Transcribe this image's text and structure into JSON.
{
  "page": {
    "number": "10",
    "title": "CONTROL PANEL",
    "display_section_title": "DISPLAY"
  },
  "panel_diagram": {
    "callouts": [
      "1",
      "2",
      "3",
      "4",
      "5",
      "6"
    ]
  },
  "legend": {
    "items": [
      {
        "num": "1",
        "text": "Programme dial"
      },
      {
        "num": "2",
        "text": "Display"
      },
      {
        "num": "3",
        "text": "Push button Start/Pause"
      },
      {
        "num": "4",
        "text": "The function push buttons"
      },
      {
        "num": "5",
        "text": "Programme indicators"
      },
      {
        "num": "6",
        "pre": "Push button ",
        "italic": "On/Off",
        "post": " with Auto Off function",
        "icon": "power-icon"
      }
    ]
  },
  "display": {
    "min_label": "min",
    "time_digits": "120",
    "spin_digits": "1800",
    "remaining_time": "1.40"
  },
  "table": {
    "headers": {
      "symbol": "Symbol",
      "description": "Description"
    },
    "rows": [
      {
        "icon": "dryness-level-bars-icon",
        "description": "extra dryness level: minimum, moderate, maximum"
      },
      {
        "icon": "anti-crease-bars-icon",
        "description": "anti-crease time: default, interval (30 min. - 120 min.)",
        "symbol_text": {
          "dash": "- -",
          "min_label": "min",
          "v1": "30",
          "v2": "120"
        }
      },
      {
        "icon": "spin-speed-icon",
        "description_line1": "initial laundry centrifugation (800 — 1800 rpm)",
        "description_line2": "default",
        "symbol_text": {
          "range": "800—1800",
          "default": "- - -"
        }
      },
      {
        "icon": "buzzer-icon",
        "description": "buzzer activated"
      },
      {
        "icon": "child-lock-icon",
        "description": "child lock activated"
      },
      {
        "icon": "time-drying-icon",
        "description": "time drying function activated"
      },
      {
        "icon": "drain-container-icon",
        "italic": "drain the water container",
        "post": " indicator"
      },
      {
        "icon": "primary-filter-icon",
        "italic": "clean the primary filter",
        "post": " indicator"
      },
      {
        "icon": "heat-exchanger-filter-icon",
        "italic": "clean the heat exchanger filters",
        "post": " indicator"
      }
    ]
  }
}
━━━━━━━━━━━━━━━━━━━━
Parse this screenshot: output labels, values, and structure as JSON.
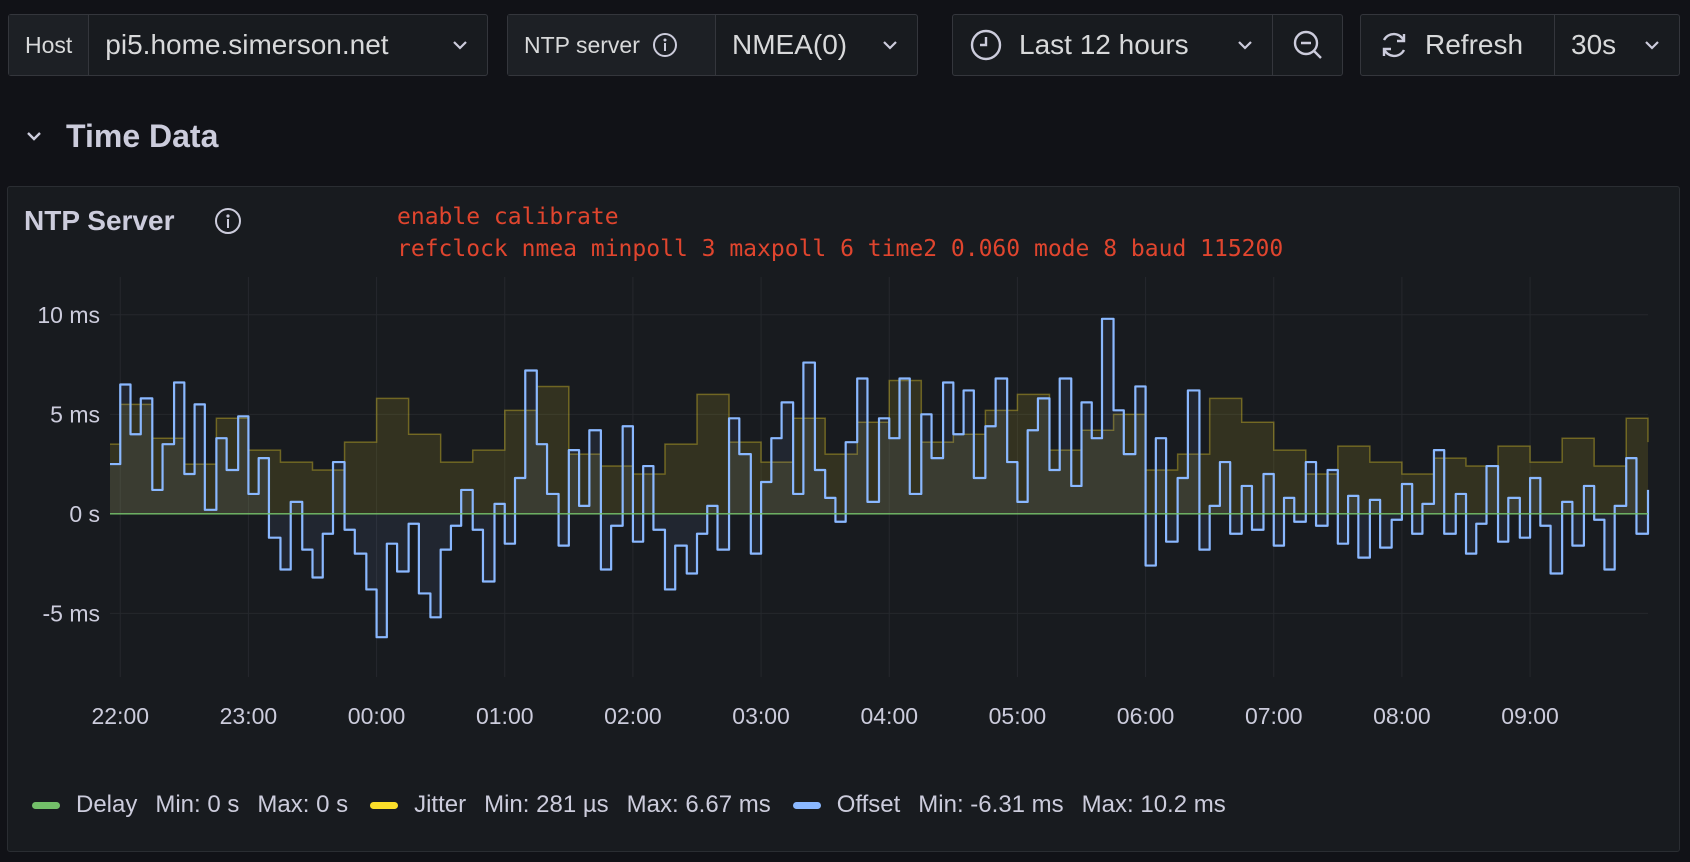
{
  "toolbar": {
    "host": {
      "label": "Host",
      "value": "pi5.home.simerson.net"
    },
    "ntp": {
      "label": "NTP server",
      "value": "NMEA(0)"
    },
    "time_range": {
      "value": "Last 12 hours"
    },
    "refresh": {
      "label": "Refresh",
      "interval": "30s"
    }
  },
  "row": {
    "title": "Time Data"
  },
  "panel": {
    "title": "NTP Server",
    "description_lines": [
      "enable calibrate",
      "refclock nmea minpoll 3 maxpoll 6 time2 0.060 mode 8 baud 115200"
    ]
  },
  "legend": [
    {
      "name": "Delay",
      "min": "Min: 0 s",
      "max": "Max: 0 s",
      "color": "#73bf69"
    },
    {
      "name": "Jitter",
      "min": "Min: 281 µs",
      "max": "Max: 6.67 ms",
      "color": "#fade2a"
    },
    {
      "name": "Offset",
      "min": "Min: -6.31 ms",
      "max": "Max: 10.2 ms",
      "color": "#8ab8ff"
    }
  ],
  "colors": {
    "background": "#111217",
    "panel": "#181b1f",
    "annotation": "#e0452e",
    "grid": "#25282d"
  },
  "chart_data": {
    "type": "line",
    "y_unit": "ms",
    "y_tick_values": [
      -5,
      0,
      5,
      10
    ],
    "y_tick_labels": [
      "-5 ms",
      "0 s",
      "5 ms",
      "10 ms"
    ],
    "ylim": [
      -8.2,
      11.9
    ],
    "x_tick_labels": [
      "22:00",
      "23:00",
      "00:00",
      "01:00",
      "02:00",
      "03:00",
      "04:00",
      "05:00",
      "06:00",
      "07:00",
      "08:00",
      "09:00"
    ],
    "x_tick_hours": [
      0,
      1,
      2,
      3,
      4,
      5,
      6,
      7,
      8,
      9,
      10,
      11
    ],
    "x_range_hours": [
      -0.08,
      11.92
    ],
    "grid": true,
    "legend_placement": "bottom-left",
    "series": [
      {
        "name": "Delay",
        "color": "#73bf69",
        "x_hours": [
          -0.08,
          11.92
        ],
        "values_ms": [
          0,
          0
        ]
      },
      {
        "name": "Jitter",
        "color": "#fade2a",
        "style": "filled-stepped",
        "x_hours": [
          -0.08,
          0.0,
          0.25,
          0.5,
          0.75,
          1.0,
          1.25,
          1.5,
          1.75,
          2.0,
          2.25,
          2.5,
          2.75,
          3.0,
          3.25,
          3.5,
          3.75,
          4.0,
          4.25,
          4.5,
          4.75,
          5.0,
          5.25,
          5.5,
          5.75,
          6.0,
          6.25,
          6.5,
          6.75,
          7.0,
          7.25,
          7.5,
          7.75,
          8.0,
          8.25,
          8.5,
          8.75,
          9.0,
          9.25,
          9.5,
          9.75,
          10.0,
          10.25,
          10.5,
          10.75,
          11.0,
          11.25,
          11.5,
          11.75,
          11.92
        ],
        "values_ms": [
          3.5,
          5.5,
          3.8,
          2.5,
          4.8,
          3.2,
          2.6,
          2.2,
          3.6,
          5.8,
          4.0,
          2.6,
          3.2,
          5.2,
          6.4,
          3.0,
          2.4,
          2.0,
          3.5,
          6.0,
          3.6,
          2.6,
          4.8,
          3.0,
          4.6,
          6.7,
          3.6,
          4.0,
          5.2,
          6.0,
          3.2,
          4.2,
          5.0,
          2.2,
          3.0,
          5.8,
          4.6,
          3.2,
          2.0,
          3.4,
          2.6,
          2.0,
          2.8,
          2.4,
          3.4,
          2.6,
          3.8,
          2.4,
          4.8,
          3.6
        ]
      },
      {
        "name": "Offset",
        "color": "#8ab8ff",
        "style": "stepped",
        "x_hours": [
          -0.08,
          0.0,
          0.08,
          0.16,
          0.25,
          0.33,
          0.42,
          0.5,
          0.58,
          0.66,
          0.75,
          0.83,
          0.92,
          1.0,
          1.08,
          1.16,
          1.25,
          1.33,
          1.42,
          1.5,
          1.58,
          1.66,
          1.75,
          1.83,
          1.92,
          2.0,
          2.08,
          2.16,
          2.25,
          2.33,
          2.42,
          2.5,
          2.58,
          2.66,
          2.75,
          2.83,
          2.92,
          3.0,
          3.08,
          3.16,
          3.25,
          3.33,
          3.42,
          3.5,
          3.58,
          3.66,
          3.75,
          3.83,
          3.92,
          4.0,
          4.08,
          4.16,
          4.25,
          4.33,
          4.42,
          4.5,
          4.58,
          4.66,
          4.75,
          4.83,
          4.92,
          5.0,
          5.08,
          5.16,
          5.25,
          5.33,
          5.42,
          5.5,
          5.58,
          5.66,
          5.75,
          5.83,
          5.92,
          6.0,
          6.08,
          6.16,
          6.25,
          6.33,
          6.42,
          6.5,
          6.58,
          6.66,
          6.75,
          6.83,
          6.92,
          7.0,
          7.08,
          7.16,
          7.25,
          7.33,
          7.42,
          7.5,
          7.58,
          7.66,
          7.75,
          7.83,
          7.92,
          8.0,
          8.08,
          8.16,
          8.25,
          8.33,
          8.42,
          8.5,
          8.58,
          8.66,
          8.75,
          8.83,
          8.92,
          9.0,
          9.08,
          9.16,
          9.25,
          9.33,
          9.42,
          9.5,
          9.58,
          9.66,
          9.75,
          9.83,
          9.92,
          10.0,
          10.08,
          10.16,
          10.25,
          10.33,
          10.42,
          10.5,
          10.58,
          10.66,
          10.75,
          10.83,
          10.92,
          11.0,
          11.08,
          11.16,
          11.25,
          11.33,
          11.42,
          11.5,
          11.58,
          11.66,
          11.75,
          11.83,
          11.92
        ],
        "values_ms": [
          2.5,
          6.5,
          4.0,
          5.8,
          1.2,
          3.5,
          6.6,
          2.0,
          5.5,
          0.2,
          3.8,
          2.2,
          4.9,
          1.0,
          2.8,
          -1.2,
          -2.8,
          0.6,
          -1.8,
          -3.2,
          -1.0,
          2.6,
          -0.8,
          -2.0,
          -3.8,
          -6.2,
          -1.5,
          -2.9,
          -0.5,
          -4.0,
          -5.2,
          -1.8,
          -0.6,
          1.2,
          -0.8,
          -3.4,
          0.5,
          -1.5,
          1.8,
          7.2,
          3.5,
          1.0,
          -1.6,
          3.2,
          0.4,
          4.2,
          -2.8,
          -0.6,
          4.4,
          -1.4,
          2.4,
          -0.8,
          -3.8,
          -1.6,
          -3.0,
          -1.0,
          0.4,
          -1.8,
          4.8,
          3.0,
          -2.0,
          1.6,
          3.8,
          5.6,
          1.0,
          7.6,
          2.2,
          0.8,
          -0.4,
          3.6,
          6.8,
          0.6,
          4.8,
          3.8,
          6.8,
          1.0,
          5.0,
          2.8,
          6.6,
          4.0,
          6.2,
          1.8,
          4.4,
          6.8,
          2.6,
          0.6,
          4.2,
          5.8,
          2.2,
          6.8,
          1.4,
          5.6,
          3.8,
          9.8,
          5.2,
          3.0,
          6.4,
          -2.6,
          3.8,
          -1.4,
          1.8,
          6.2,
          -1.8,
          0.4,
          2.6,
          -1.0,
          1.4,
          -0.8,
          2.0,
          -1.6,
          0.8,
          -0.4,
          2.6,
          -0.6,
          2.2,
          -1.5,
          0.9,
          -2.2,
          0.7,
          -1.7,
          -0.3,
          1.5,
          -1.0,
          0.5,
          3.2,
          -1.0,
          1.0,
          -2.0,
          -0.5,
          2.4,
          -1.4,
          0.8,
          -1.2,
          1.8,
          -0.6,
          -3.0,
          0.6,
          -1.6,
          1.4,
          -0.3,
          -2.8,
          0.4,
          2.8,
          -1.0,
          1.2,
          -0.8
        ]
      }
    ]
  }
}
━━━━━━━━━━━━━━━━━━━━
EXERCISE TASK: Return each full line of the entries that contains the word "stepped".

WRITTEN RESPONSE:
        "style": "filled-stepped",
        "style": "stepped",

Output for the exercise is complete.